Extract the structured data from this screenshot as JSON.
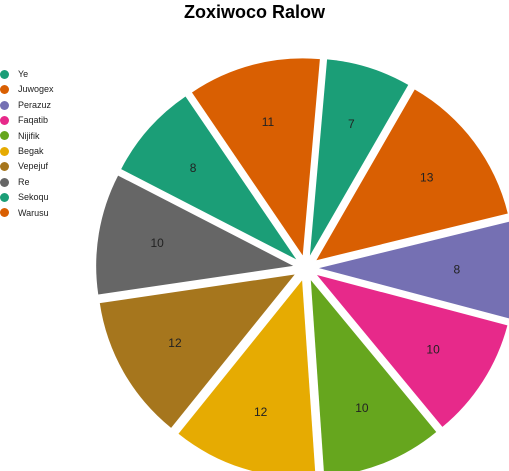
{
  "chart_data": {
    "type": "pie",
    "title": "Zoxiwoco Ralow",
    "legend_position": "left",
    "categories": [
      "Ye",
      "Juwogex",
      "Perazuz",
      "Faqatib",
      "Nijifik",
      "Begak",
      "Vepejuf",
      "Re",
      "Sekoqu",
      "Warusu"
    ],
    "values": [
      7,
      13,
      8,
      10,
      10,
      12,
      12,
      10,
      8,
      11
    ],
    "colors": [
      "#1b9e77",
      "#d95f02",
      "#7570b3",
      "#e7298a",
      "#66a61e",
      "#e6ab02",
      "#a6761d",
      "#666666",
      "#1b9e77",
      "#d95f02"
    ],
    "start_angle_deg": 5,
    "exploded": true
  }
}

--

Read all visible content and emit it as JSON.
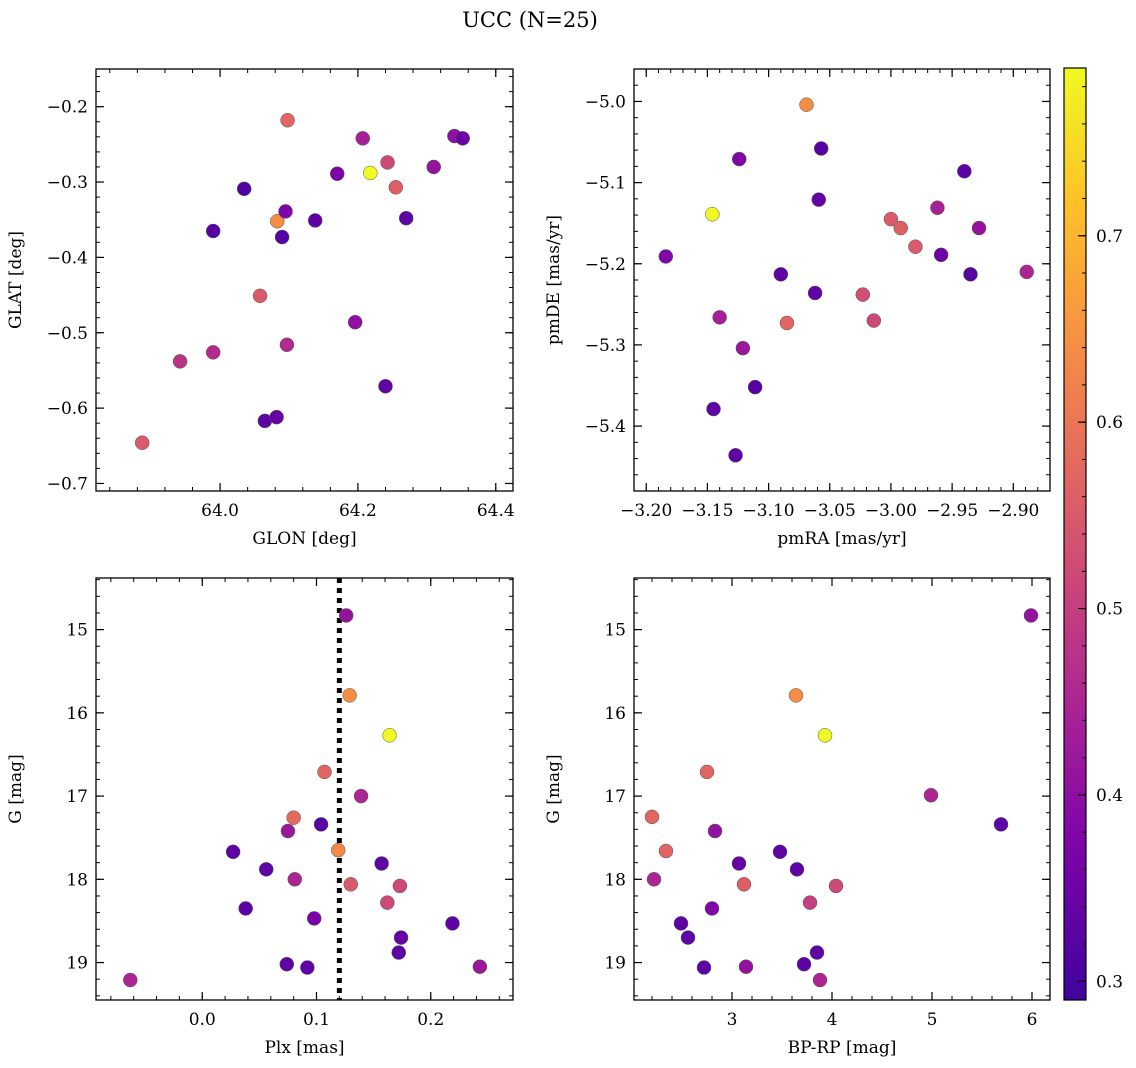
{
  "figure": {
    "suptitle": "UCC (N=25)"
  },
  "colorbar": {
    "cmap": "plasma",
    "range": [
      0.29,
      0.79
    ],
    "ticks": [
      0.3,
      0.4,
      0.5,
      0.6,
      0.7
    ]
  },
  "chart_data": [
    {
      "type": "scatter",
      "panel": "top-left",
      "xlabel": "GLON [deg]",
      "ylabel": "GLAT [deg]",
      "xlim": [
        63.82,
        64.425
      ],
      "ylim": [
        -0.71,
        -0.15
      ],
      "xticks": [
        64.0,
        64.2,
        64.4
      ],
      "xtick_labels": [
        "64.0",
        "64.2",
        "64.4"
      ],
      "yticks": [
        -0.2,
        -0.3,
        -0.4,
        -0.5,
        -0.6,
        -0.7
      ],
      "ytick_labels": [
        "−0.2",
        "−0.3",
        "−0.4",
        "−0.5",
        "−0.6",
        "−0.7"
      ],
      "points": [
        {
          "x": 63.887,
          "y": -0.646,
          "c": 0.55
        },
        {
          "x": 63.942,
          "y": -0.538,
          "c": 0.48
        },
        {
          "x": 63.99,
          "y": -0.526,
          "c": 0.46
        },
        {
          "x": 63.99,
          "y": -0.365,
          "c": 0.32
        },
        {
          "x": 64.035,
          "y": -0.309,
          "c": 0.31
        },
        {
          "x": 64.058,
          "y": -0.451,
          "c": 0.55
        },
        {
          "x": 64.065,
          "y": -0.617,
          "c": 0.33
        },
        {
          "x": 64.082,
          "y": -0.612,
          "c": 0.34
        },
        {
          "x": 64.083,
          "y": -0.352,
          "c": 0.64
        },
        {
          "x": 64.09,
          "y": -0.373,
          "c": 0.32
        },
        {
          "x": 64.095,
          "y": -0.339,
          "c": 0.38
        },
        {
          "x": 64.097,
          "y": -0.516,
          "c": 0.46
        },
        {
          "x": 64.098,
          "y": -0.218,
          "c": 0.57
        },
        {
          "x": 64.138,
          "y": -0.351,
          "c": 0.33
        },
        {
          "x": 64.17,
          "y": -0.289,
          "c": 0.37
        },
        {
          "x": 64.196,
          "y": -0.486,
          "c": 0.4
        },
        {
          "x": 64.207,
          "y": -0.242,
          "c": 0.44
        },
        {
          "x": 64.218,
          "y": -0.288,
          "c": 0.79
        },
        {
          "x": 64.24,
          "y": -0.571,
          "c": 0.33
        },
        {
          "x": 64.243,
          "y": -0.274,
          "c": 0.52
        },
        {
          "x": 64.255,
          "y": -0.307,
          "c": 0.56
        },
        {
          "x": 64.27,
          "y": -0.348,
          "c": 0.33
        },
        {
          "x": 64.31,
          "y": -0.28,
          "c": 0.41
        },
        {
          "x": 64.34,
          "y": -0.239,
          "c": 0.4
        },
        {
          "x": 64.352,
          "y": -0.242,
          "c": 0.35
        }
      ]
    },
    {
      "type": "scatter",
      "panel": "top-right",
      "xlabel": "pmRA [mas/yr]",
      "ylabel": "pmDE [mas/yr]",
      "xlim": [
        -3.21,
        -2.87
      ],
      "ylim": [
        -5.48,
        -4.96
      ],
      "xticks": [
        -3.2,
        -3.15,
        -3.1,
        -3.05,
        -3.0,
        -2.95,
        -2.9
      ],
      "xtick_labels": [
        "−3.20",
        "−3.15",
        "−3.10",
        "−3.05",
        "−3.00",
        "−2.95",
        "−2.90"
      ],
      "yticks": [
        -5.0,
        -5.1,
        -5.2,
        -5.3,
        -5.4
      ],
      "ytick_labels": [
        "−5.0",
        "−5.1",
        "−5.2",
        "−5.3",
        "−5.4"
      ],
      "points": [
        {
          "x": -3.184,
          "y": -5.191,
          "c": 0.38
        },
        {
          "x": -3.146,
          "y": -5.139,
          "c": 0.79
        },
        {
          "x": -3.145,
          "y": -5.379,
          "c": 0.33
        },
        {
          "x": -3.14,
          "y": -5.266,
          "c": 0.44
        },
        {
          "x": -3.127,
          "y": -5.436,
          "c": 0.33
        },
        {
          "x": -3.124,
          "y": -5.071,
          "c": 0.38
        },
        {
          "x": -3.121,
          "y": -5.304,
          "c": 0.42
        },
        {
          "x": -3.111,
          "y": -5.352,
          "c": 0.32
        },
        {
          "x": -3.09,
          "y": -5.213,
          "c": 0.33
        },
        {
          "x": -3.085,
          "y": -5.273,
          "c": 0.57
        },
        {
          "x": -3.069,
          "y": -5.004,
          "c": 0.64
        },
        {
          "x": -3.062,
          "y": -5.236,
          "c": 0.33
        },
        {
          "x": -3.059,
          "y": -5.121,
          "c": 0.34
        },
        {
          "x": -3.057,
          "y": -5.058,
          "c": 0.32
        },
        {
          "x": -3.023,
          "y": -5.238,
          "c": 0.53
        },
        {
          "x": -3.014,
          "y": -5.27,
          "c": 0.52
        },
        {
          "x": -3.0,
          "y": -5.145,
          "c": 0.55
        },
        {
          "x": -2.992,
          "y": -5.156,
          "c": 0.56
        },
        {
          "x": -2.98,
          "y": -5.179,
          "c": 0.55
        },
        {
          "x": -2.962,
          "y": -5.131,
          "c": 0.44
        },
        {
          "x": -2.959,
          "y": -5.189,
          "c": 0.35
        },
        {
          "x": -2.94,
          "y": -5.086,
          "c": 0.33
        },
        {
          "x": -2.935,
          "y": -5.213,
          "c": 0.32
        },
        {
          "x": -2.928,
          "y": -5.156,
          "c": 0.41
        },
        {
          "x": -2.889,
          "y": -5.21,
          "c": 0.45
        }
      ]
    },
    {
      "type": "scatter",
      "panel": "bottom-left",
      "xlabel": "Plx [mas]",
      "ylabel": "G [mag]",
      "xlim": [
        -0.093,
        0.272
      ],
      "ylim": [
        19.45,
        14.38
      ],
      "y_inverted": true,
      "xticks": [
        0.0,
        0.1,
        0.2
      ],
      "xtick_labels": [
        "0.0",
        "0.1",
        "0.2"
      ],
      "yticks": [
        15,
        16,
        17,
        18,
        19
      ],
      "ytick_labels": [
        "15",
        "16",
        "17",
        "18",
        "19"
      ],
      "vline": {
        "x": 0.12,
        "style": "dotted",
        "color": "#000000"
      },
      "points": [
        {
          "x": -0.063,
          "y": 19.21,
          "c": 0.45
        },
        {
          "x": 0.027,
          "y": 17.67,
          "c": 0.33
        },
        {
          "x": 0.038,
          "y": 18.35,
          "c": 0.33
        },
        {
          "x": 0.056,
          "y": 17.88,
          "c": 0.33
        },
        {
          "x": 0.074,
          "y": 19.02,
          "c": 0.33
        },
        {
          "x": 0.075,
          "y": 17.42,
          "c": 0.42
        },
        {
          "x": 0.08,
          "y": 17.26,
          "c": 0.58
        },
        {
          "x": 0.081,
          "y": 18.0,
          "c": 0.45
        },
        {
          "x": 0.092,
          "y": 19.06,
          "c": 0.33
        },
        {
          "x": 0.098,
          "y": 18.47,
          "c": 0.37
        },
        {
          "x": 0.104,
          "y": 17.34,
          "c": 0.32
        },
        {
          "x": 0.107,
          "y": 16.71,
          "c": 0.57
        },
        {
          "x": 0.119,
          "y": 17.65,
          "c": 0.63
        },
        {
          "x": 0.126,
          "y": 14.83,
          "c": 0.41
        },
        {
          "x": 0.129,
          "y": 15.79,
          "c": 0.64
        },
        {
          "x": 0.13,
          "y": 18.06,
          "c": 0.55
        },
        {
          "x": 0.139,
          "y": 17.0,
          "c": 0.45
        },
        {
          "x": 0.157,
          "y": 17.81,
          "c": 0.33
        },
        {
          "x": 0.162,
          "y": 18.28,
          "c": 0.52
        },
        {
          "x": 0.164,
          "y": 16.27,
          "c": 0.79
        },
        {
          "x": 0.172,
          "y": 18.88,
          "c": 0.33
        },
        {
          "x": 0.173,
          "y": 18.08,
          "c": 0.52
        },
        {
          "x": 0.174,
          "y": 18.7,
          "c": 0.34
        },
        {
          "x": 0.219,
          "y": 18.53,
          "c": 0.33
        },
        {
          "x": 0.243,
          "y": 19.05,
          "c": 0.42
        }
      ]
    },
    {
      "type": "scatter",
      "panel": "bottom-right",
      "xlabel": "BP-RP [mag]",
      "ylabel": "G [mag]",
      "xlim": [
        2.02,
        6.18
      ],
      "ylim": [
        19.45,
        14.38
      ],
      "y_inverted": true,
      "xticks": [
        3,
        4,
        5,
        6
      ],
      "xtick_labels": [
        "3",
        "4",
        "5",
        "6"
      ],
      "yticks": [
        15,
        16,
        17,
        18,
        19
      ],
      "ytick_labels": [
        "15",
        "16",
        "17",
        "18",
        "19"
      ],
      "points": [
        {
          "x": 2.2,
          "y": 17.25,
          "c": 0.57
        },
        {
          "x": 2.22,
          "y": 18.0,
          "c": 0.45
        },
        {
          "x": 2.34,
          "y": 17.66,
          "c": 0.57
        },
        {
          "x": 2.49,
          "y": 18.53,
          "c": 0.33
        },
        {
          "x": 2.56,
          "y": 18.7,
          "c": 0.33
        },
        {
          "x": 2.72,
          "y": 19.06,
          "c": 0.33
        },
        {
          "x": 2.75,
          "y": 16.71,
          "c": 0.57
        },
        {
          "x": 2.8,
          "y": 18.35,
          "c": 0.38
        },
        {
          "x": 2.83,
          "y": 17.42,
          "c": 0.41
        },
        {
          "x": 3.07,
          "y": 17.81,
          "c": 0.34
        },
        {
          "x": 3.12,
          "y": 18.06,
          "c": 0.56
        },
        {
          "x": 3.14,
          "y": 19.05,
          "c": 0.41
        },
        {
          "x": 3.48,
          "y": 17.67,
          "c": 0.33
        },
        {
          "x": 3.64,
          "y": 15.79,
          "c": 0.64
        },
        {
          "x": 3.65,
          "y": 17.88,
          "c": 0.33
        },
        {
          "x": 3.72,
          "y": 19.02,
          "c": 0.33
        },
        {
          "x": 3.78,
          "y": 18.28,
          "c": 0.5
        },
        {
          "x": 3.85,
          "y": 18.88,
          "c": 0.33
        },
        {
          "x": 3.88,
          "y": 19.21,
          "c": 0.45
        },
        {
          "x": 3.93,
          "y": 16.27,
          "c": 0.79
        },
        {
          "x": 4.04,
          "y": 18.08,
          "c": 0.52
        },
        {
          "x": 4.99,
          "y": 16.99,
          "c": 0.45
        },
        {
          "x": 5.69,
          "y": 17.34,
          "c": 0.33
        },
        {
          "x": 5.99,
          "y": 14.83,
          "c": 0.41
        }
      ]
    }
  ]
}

- _Your instructions_: Leave out every line without the string "xlabel" and copy the rest.

- _Completed exercise_:
      "xlabel": "GLON [deg]",
      "xlabel": "pmRA [mas/yr]",
      "xlabel": "Plx [mas]",
      "xlabel": "BP-RP [mag]",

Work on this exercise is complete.